**The request**
Set the listing down unchanged, minus every embedded image.
>>>
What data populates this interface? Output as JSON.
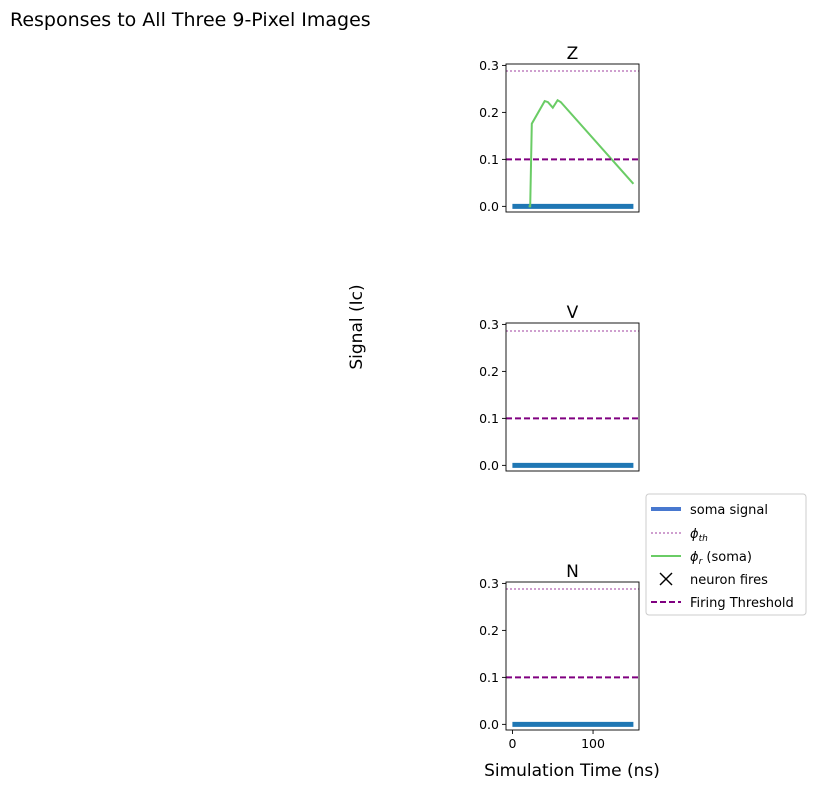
{
  "figure": {
    "title": "Responses to All Three 9-Pixel Images",
    "ylabel": "Signal (Ic)",
    "xlabel": "Simulation Time (ns)"
  },
  "legend": {
    "placement": "right",
    "entries": [
      {
        "label": "soma signal",
        "color": "#4878cf",
        "style": "thick-solid"
      },
      {
        "label": "ϕth",
        "color": "#800080",
        "style": "thin-dotted"
      },
      {
        "label": "ϕr (soma)",
        "color": "#6acc65",
        "style": "solid"
      },
      {
        "label": "neuron fires",
        "color": "#000000",
        "style": "x-marker"
      },
      {
        "label": "Firing Threshold",
        "color": "#800080",
        "style": "dashed"
      }
    ]
  },
  "chart_data": [
    {
      "type": "line",
      "title": "Z",
      "xlim": [
        -8,
        157
      ],
      "ylim": [
        -0.012,
        0.303
      ],
      "yticks": [
        0.0,
        0.1,
        0.2,
        0.3
      ],
      "xticks": [],
      "series": [
        {
          "name": "soma signal",
          "color": "#1f77b4",
          "x": [
            0,
            150
          ],
          "y": [
            0.0,
            0.0
          ]
        },
        {
          "name": "ϕth",
          "color": "#800080",
          "x": [
            -8,
            157
          ],
          "y": [
            0.288,
            0.288
          ]
        },
        {
          "name": "ϕr (soma)",
          "color": "#6acc65",
          "x": [
            20,
            22,
            24,
            40,
            44,
            50,
            56,
            60,
            150
          ],
          "y": [
            0.0,
            0.0,
            0.176,
            0.224,
            0.222,
            0.21,
            0.226,
            0.222,
            0.048
          ]
        },
        {
          "name": "Firing Threshold",
          "color": "#800080",
          "x": [
            -8,
            157
          ],
          "y": [
            0.1,
            0.1
          ]
        }
      ]
    },
    {
      "type": "line",
      "title": "V",
      "xlim": [
        -8,
        157
      ],
      "ylim": [
        -0.012,
        0.303
      ],
      "yticks": [
        0.0,
        0.1,
        0.2,
        0.3
      ],
      "xticks": [],
      "series": [
        {
          "name": "soma signal",
          "color": "#1f77b4",
          "x": [
            0,
            150
          ],
          "y": [
            0.0,
            0.0
          ]
        },
        {
          "name": "ϕth",
          "color": "#800080",
          "x": [
            -8,
            157
          ],
          "y": [
            0.286,
            0.286
          ]
        },
        {
          "name": "Firing Threshold",
          "color": "#800080",
          "x": [
            -8,
            157
          ],
          "y": [
            0.1,
            0.1
          ]
        }
      ]
    },
    {
      "type": "line",
      "title": "N",
      "xlim": [
        -8,
        157
      ],
      "ylim": [
        -0.012,
        0.303
      ],
      "yticks": [
        0.0,
        0.1,
        0.2,
        0.3
      ],
      "xticks": [
        0,
        100
      ],
      "series": [
        {
          "name": "soma signal",
          "color": "#1f77b4",
          "x": [
            0,
            150
          ],
          "y": [
            0.0,
            0.0
          ]
        },
        {
          "name": "ϕth",
          "color": "#800080",
          "x": [
            -8,
            157
          ],
          "y": [
            0.288,
            0.288
          ]
        },
        {
          "name": "Firing Threshold",
          "color": "#800080",
          "x": [
            -8,
            157
          ],
          "y": [
            0.1,
            0.1
          ]
        }
      ]
    }
  ]
}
<<<
**Full solution**
What data populates this interface? Output as JSON.
{
  "figure": {
    "title": "Responses to All Three 9-Pixel Images",
    "ylabel": "Signal (Ic)",
    "xlabel": "Simulation Time (ns)"
  },
  "legend": {
    "placement": "right",
    "entries": [
      {
        "label": "soma signal",
        "color": "#4878cf",
        "style": "thick-solid"
      },
      {
        "label": "ϕth",
        "color": "#800080",
        "style": "thin-dotted"
      },
      {
        "label": "ϕr (soma)",
        "color": "#6acc65",
        "style": "solid"
      },
      {
        "label": "neuron fires",
        "color": "#000000",
        "style": "x-marker"
      },
      {
        "label": "Firing Threshold",
        "color": "#800080",
        "style": "dashed"
      }
    ]
  },
  "chart_data": [
    {
      "type": "line",
      "title": "Z",
      "xlim": [
        -8,
        157
      ],
      "ylim": [
        -0.012,
        0.303
      ],
      "yticks": [
        0.0,
        0.1,
        0.2,
        0.3
      ],
      "xticks": [],
      "series": [
        {
          "name": "soma signal",
          "color": "#1f77b4",
          "x": [
            0,
            150
          ],
          "y": [
            0.0,
            0.0
          ]
        },
        {
          "name": "ϕth",
          "color": "#800080",
          "x": [
            -8,
            157
          ],
          "y": [
            0.288,
            0.288
          ]
        },
        {
          "name": "ϕr (soma)",
          "color": "#6acc65",
          "x": [
            20,
            22,
            24,
            40,
            44,
            50,
            56,
            60,
            150
          ],
          "y": [
            0.0,
            0.0,
            0.176,
            0.224,
            0.222,
            0.21,
            0.226,
            0.222,
            0.048
          ]
        },
        {
          "name": "Firing Threshold",
          "color": "#800080",
          "x": [
            -8,
            157
          ],
          "y": [
            0.1,
            0.1
          ]
        }
      ]
    },
    {
      "type": "line",
      "title": "V",
      "xlim": [
        -8,
        157
      ],
      "ylim": [
        -0.012,
        0.303
      ],
      "yticks": [
        0.0,
        0.1,
        0.2,
        0.3
      ],
      "xticks": [],
      "series": [
        {
          "name": "soma signal",
          "color": "#1f77b4",
          "x": [
            0,
            150
          ],
          "y": [
            0.0,
            0.0
          ]
        },
        {
          "name": "ϕth",
          "color": "#800080",
          "x": [
            -8,
            157
          ],
          "y": [
            0.286,
            0.286
          ]
        },
        {
          "name": "Firing Threshold",
          "color": "#800080",
          "x": [
            -8,
            157
          ],
          "y": [
            0.1,
            0.1
          ]
        }
      ]
    },
    {
      "type": "line",
      "title": "N",
      "xlim": [
        -8,
        157
      ],
      "ylim": [
        -0.012,
        0.303
      ],
      "yticks": [
        0.0,
        0.1,
        0.2,
        0.3
      ],
      "xticks": [
        0,
        100
      ],
      "series": [
        {
          "name": "soma signal",
          "color": "#1f77b4",
          "x": [
            0,
            150
          ],
          "y": [
            0.0,
            0.0
          ]
        },
        {
          "name": "ϕth",
          "color": "#800080",
          "x": [
            -8,
            157
          ],
          "y": [
            0.288,
            0.288
          ]
        },
        {
          "name": "Firing Threshold",
          "color": "#800080",
          "x": [
            -8,
            157
          ],
          "y": [
            0.1,
            0.1
          ]
        }
      ]
    }
  ]
}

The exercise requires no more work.